The exercise: Copy every entry exactly as given, minus the images.

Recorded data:
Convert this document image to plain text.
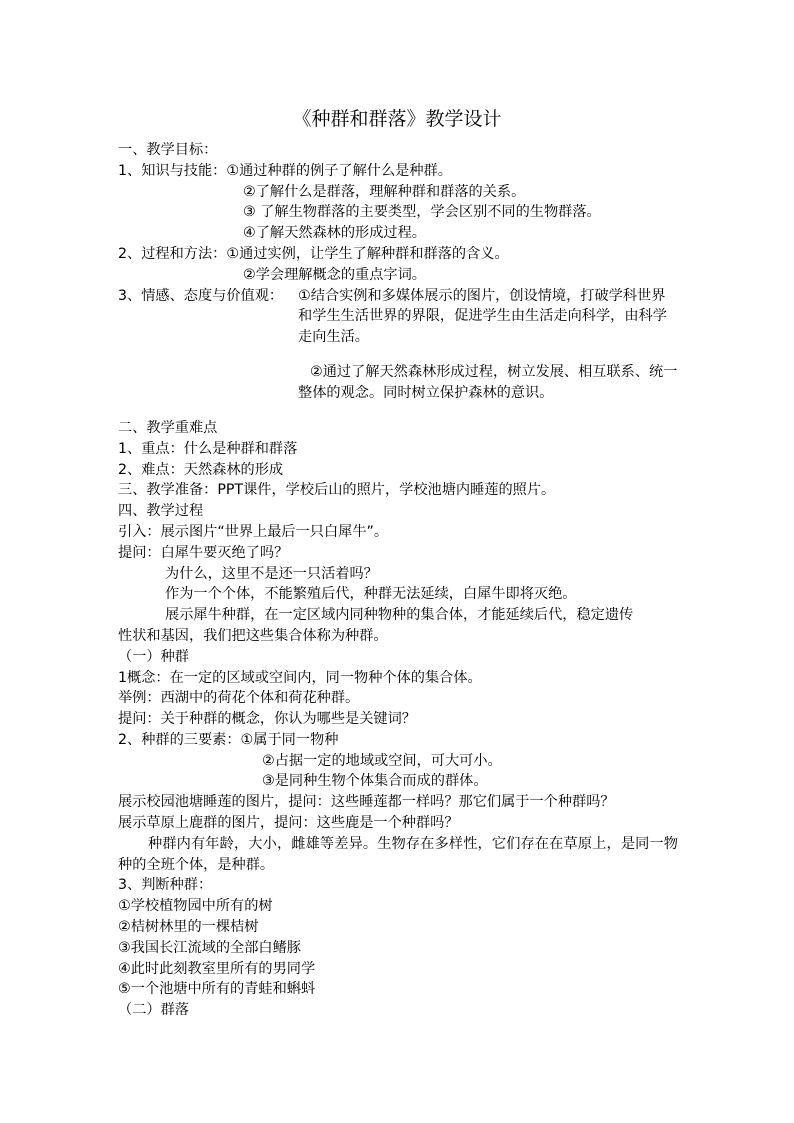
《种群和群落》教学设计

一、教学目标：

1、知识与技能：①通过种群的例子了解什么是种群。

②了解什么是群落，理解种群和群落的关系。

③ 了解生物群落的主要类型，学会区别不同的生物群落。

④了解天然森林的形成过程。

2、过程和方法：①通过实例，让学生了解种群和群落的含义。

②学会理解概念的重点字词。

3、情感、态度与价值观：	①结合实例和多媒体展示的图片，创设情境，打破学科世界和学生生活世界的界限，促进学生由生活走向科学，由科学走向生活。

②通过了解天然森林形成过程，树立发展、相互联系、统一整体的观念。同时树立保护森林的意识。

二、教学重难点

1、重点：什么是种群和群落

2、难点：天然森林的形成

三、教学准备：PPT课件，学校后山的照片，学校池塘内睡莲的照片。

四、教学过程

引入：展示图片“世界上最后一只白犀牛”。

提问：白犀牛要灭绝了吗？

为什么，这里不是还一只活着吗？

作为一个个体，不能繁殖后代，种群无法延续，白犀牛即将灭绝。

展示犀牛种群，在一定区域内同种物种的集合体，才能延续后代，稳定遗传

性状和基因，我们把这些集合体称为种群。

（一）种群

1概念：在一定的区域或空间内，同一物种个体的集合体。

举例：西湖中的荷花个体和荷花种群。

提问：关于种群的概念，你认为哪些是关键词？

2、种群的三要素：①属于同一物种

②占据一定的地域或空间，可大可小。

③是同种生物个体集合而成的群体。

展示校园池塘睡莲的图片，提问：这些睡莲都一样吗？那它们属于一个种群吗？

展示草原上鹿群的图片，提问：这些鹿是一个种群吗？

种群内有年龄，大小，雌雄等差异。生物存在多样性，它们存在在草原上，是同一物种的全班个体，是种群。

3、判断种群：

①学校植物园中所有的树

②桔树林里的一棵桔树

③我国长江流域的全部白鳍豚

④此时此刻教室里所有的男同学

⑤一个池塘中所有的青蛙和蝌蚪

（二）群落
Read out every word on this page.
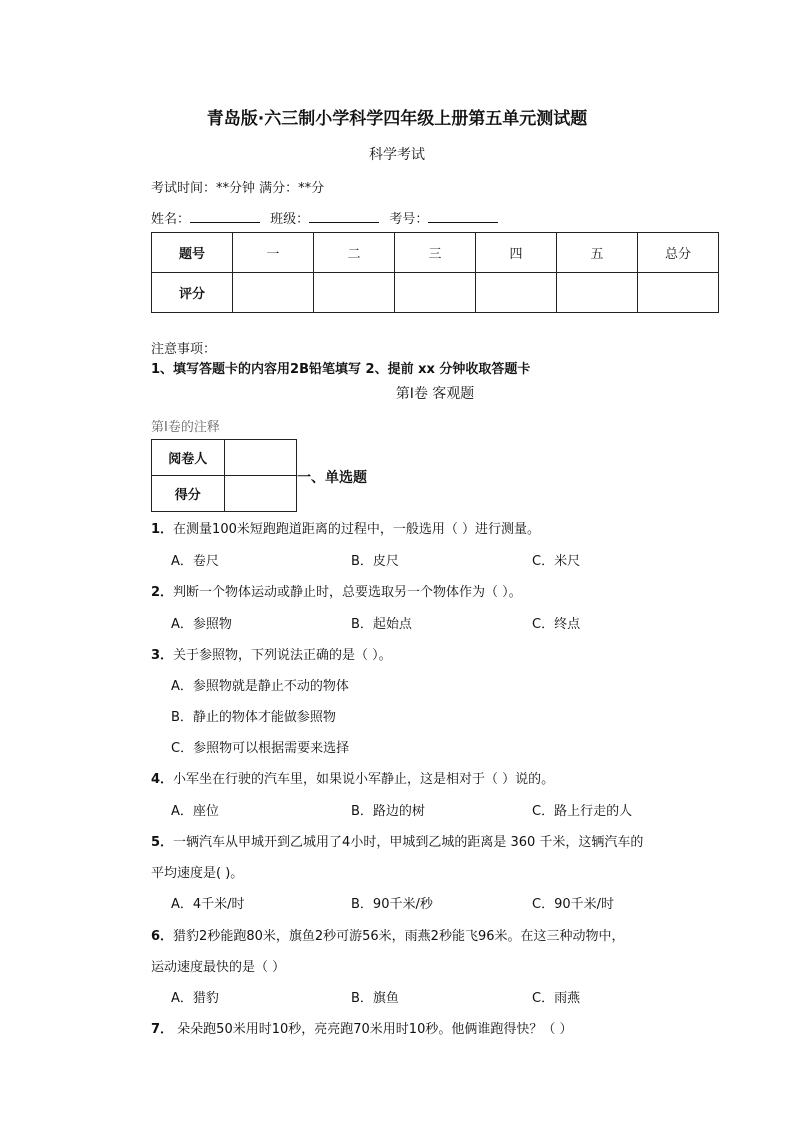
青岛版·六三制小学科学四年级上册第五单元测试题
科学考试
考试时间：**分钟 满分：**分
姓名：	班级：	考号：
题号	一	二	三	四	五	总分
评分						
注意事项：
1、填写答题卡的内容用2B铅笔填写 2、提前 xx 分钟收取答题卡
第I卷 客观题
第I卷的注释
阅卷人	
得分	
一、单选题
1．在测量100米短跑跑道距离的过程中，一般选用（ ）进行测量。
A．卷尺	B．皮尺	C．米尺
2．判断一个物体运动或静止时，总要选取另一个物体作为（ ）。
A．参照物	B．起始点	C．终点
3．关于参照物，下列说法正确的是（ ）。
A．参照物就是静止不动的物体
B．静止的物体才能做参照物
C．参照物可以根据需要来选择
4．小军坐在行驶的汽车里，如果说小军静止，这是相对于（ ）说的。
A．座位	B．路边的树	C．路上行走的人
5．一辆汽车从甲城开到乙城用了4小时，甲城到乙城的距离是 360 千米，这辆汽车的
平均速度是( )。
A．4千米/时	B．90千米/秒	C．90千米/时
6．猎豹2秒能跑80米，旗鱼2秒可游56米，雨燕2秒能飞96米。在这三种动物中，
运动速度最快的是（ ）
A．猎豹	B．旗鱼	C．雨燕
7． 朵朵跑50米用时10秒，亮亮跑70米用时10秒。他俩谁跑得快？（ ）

Final result:
Convert this document image to plain text.
《种群和群落》教学设计

一、教学目标：

1、知识与技能：①通过种群的例子了解什么是种群。

②了解什么是群落，理解种群和群落的关系。

③ 了解生物群落的主要类型，学会区别不同的生物群落。

④了解天然森林的形成过程。

2、过程和方法：①通过实例，让学生了解种群和群落的含义。

②学会理解概念的重点字词。

3、情感、态度与价值观：	①结合实例和多媒体展示的图片，创设情境，打破学科世界和学生生活世界的界限，促进学生由生活走向科学，由科学走向生活。

②通过了解天然森林形成过程，树立发展、相互联系、统一整体的观念。同时树立保护森林的意识。

二、教学重难点

1、重点：什么是种群和群落

2、难点：天然森林的形成

三、教学准备：PPT课件，学校后山的照片，学校池塘内睡莲的照片。

四、教学过程

引入：展示图片“世界上最后一只白犀牛”。

提问：白犀牛要灭绝了吗？

为什么，这里不是还一只活着吗？

作为一个个体，不能繁殖后代，种群无法延续，白犀牛即将灭绝。

展示犀牛种群，在一定区域内同种物种的集合体，才能延续后代，稳定遗传

性状和基因，我们把这些集合体称为种群。

（一）种群

1概念：在一定的区域或空间内，同一物种个体的集合体。

举例：西湖中的荷花个体和荷花种群。

提问：关于种群的概念，你认为哪些是关键词？

2、种群的三要素：①属于同一物种

②占据一定的地域或空间，可大可小。

③是同种生物个体集合而成的群体。

展示校园池塘睡莲的图片，提问：这些睡莲都一样吗？那它们属于一个种群吗？

展示草原上鹿群的图片，提问：这些鹿是一个种群吗？

种群内有年龄，大小，雌雄等差异。生物存在多样性，它们存在在草原上，是同一物种的全班个体，是种群。

3、判断种群：

①学校植物园中所有的树

②桔树林里的一棵桔树

③我国长江流域的全部白鳍豚

④此时此刻教室里所有的男同学

⑤一个池塘中所有的青蛙和蝌蚪

（二）群落
Read out every word on this page.
青岛版·六三制小学科学四年级上册第五单元测试题
科学考试
考试时间：**分钟 满分：**分
姓名：	班级：	考号：
题号	一	二	三	四	五	总分
评分						
注意事项：
1、填写答题卡的内容用2B铅笔填写 2、提前 xx 分钟收取答题卡
第I卷 客观题
第I卷的注释
阅卷人	
得分	
一、单选题
1．在测量100米短跑跑道距离的过程中，一般选用（ ）进行测量。
A．卷尺	B．皮尺	C．米尺
2．判断一个物体运动或静止时，总要选取另一个物体作为（ ）。
A．参照物	B．起始点	C．终点
3．关于参照物，下列说法正确的是（ ）。
A．参照物就是静止不动的物体
B．静止的物体才能做参照物
C．参照物可以根据需要来选择
4．小军坐在行驶的汽车里，如果说小军静止，这是相对于（ ）说的。
A．座位	B．路边的树	C．路上行走的人
5．一辆汽车从甲城开到乙城用了4小时，甲城到乙城的距离是 360 千米，这辆汽车的
平均速度是( )。
A．4千米/时	B．90千米/秒	C．90千米/时
6．猎豹2秒能跑80米，旗鱼2秒可游56米，雨燕2秒能飞96米。在这三种动物中，
运动速度最快的是（ ）
A．猎豹	B．旗鱼	C．雨燕
7． 朵朵跑50米用时10秒，亮亮跑70米用时10秒。他俩谁跑得快？（ ）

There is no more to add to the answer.